Direction
In the following material, identify every line holding the string "الرئيس" and return it.

━━━━━━

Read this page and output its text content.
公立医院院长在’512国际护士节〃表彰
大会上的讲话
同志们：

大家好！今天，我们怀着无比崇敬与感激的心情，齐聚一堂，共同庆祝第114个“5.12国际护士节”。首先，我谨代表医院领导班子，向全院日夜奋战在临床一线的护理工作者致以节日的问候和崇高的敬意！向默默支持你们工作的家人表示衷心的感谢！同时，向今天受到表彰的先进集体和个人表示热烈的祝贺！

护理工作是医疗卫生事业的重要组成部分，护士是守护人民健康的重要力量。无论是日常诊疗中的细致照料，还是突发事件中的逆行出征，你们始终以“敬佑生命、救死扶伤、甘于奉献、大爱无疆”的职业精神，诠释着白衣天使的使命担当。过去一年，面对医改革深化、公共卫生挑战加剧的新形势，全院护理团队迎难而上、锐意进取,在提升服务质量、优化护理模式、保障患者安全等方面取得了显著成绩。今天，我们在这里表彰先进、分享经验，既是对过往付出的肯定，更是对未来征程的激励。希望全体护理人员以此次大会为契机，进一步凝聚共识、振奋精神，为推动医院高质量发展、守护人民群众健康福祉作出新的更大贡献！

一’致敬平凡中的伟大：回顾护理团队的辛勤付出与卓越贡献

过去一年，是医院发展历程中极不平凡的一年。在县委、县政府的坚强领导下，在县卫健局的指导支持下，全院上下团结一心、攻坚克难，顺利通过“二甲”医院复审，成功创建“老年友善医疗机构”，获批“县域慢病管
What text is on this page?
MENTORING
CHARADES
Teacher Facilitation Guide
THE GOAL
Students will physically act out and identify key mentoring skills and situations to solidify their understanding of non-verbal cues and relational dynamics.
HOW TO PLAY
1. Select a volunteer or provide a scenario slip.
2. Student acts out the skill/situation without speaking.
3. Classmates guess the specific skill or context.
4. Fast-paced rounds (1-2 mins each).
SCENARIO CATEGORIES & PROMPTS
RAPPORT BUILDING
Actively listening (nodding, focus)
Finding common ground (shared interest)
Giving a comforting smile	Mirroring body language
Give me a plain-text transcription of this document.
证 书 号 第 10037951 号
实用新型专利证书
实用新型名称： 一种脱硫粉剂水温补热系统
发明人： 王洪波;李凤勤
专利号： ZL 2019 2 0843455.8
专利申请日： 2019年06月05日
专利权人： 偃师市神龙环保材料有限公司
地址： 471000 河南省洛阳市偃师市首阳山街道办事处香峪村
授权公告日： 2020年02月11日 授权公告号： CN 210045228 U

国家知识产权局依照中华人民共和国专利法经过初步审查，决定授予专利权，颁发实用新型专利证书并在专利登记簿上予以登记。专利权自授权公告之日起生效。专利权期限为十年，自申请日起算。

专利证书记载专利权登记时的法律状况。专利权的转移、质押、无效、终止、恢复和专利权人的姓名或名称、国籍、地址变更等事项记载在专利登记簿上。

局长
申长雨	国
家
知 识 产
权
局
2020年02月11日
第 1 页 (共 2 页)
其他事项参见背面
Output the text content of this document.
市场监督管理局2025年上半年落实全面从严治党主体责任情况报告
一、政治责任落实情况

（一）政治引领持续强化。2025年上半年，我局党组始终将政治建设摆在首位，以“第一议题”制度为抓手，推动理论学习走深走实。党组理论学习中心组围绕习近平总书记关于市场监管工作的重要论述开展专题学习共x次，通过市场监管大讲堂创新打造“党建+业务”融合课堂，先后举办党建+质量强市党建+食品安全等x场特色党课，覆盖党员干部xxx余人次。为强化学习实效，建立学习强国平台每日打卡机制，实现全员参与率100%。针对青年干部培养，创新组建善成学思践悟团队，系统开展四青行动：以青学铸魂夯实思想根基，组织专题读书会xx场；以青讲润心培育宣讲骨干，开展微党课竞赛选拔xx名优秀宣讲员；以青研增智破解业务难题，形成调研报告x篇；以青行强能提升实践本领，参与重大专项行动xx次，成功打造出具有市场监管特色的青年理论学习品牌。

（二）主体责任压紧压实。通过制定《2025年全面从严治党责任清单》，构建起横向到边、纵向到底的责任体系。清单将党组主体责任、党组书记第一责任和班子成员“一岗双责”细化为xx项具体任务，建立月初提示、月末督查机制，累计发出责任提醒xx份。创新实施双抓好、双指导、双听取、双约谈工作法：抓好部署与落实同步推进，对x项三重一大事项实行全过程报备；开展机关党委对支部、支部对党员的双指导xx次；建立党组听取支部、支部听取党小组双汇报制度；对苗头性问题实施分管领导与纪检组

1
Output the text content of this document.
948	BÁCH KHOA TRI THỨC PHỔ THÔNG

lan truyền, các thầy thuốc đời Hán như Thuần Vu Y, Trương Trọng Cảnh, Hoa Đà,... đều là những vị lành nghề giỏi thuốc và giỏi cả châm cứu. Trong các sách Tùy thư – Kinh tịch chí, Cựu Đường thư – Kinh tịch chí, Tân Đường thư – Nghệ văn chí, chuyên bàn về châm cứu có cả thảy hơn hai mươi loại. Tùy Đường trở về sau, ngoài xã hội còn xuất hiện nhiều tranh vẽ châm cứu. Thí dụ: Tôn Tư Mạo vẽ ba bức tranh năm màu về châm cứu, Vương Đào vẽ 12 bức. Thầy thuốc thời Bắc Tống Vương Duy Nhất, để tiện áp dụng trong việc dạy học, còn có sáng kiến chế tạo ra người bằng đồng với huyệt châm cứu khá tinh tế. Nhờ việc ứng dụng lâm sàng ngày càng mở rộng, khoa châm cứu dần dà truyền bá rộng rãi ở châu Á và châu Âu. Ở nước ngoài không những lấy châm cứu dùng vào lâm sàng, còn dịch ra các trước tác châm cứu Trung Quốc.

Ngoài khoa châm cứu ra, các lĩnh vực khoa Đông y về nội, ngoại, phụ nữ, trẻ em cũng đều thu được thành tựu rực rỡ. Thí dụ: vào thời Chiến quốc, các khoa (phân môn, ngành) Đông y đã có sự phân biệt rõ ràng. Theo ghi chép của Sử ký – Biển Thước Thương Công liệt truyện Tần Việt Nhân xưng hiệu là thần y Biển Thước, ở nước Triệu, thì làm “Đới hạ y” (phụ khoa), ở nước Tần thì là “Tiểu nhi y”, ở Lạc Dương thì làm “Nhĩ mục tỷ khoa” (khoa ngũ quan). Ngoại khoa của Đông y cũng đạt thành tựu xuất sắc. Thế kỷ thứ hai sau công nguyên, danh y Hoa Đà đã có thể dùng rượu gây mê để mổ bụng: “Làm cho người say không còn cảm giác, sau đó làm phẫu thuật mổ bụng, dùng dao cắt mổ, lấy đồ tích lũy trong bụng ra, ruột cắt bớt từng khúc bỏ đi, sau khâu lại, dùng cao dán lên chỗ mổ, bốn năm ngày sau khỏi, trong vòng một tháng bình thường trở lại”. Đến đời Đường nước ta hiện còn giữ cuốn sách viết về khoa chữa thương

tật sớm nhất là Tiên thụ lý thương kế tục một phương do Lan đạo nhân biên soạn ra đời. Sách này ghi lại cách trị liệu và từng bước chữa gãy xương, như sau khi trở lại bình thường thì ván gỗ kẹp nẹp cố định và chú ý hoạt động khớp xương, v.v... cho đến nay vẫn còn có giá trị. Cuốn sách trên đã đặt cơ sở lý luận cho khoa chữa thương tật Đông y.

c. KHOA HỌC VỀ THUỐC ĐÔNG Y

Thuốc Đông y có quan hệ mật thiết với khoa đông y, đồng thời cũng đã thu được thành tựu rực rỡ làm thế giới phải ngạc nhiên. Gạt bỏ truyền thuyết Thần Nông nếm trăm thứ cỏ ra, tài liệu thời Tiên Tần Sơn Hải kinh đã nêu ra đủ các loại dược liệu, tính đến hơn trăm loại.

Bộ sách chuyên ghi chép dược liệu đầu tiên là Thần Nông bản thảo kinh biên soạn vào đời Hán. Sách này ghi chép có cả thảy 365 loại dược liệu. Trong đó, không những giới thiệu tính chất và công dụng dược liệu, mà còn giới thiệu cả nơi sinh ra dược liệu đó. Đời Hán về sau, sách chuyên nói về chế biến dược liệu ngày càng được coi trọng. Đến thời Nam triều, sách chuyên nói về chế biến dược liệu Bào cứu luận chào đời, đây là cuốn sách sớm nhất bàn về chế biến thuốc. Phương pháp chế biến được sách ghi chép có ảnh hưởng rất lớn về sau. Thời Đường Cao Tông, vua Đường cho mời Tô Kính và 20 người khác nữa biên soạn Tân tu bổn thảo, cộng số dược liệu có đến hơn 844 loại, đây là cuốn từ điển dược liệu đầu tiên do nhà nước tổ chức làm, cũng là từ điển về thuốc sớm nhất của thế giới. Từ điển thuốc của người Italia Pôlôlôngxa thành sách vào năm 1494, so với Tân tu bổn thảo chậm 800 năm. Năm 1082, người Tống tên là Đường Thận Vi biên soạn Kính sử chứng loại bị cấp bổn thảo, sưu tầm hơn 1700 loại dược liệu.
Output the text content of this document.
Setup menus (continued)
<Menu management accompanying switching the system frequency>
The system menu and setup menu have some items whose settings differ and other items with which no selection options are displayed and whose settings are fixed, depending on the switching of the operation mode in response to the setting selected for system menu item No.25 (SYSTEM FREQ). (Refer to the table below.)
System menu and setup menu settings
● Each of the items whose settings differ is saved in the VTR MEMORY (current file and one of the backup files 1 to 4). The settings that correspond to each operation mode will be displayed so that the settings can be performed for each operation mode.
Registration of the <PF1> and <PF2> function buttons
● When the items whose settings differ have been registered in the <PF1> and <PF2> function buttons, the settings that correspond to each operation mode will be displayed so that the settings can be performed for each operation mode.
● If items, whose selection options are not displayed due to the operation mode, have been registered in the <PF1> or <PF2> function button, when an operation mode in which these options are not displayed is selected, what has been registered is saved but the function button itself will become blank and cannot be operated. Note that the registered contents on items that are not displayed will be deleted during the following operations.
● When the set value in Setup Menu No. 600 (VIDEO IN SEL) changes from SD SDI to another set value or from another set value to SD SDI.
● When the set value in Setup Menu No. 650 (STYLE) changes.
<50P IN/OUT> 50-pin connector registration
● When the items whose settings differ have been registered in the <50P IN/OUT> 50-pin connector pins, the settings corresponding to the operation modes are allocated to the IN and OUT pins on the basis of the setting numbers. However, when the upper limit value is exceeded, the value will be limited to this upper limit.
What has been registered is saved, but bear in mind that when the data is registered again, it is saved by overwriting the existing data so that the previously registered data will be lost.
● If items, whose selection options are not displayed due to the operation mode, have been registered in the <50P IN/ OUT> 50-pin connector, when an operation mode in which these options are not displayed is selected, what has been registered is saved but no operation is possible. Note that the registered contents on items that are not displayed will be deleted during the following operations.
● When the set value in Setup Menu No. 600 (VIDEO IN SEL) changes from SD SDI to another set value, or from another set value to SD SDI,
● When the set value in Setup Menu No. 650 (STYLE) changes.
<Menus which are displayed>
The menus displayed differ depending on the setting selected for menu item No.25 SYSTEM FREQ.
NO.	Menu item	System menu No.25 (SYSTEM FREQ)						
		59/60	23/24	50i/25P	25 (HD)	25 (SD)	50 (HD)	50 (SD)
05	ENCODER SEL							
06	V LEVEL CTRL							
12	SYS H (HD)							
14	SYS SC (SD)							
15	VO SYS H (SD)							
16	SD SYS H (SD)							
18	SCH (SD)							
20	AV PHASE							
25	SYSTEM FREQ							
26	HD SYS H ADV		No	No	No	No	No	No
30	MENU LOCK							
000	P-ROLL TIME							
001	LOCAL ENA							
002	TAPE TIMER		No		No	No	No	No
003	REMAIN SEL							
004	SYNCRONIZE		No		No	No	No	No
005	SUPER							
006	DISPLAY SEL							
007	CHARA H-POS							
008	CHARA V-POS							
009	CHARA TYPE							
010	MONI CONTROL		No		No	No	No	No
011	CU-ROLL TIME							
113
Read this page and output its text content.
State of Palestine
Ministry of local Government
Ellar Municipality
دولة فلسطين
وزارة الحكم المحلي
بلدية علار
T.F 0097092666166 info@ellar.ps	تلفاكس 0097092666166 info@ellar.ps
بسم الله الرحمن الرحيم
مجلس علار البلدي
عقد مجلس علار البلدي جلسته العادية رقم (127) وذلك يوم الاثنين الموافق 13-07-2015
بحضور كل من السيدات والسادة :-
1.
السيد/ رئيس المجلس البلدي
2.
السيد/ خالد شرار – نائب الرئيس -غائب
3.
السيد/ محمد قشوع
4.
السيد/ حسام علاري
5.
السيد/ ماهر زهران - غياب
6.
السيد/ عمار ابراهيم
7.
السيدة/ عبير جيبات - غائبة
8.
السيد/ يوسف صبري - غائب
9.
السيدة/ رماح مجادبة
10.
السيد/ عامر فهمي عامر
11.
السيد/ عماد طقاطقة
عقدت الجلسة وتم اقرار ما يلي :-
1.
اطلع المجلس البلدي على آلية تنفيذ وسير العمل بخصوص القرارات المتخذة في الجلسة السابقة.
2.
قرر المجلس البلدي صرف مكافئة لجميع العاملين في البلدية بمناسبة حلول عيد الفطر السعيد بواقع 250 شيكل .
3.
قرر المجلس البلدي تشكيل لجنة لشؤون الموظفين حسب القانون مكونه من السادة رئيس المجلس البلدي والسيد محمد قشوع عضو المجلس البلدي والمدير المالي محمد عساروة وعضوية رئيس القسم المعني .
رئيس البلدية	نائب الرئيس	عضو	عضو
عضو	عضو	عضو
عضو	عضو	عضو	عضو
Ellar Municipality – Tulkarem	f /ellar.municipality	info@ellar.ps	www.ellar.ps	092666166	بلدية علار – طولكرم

━━━━━━

Response
السيد/ خالد شرار – نائب الرئيس -غائب
رئيس البلدية	نائب الرئيس	عضو	عضو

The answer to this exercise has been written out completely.